• WHAT TO WORK ON:
Copy the data word for word, from its first line through the line containing "user-avatar[interactable] bbox=[1366, 18, 1402, 54]", including both of those lines.

— START —

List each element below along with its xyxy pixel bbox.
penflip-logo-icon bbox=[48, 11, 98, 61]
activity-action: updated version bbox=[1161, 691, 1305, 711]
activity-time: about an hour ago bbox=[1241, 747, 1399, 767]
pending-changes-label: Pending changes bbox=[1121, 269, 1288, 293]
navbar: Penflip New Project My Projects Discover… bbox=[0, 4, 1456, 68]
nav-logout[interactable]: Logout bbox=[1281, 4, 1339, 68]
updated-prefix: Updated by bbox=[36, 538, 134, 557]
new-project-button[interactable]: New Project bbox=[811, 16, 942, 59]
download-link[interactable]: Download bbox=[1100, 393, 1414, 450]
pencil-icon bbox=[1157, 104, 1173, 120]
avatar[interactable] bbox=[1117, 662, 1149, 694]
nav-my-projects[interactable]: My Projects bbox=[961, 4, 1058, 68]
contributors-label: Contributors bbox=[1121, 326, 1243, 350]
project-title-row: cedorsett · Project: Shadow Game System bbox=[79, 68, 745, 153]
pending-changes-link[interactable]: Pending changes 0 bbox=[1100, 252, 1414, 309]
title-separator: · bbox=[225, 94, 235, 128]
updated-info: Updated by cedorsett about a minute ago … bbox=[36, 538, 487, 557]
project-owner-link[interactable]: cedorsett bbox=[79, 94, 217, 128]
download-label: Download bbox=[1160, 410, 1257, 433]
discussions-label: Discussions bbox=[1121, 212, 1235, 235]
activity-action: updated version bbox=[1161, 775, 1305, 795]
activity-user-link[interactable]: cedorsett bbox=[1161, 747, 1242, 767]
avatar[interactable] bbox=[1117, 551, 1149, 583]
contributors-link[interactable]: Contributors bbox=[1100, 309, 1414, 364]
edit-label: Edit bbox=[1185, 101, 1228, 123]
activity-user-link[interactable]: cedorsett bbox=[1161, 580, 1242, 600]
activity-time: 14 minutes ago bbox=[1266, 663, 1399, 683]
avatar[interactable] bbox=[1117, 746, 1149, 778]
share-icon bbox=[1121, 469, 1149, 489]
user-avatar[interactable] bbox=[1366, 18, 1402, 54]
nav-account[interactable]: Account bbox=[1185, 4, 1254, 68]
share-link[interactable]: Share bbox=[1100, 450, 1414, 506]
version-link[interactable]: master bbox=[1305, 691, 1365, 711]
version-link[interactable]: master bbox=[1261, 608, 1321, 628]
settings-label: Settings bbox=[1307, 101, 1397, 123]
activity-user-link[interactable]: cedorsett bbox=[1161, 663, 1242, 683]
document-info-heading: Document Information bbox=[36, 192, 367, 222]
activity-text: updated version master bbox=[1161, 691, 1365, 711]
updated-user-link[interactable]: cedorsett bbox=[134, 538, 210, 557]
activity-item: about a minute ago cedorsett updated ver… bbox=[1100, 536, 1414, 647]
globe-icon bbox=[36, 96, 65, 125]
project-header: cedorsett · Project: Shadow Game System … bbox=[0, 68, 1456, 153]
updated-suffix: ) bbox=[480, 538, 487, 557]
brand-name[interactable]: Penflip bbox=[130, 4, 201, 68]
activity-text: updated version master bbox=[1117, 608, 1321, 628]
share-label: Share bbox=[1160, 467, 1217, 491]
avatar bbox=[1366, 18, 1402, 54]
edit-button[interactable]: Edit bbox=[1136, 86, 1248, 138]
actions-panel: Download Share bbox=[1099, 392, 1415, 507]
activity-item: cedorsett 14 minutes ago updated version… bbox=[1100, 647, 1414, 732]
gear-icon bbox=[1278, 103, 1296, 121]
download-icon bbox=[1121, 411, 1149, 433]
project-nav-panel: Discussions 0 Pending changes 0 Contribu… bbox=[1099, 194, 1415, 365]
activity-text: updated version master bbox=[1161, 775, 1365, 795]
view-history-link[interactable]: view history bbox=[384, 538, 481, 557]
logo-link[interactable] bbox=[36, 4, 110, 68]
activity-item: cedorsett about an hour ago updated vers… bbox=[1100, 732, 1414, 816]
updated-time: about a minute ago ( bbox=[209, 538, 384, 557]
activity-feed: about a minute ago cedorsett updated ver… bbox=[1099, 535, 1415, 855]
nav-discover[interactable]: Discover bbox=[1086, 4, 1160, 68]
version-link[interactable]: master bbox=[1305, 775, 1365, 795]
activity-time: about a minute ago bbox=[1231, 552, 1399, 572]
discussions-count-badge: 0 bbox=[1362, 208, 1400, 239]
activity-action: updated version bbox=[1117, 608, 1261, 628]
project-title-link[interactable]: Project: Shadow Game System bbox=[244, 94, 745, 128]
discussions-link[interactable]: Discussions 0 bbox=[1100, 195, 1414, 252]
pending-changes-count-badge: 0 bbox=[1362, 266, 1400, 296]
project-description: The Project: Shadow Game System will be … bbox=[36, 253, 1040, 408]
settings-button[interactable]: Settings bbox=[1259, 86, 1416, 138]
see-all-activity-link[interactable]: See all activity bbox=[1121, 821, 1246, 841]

— END —

• RESULT:
List each element below along with its xyxy pixel bbox.
penflip-logo-icon bbox=[48, 11, 98, 61]
activity-action: updated version bbox=[1161, 691, 1305, 711]
activity-time: about an hour ago bbox=[1241, 747, 1399, 767]
pending-changes-label: Pending changes bbox=[1121, 269, 1288, 293]
navbar: Penflip New Project My Projects Discover… bbox=[0, 4, 1456, 68]
nav-logout[interactable]: Logout bbox=[1281, 4, 1339, 68]
updated-prefix: Updated by bbox=[36, 538, 134, 557]
new-project-button[interactable]: New Project bbox=[811, 16, 942, 59]
download-link[interactable]: Download bbox=[1100, 393, 1414, 450]
pencil-icon bbox=[1157, 104, 1173, 120]
avatar[interactable] bbox=[1117, 662, 1149, 694]
nav-my-projects[interactable]: My Projects bbox=[961, 4, 1058, 68]
contributors-label: Contributors bbox=[1121, 326, 1243, 350]
project-title-row: cedorsett · Project: Shadow Game System bbox=[79, 68, 745, 153]
pending-changes-link[interactable]: Pending changes 0 bbox=[1100, 252, 1414, 309]
title-separator: · bbox=[225, 94, 235, 128]
updated-info: Updated by cedorsett about a minute ago … bbox=[36, 538, 487, 557]
project-owner-link[interactable]: cedorsett bbox=[79, 94, 217, 128]
download-label: Download bbox=[1160, 410, 1257, 433]
discussions-label: Discussions bbox=[1121, 212, 1235, 235]
activity-action: updated version bbox=[1161, 775, 1305, 795]
activity-user-link[interactable]: cedorsett bbox=[1161, 747, 1242, 767]
avatar[interactable] bbox=[1117, 551, 1149, 583]
contributors-link[interactable]: Contributors bbox=[1100, 309, 1414, 364]
edit-label: Edit bbox=[1185, 101, 1228, 123]
activity-user-link[interactable]: cedorsett bbox=[1161, 580, 1242, 600]
activity-time: 14 minutes ago bbox=[1266, 663, 1399, 683]
avatar[interactable] bbox=[1117, 746, 1149, 778]
share-icon bbox=[1121, 469, 1149, 489]
user-avatar[interactable] bbox=[1366, 18, 1402, 54]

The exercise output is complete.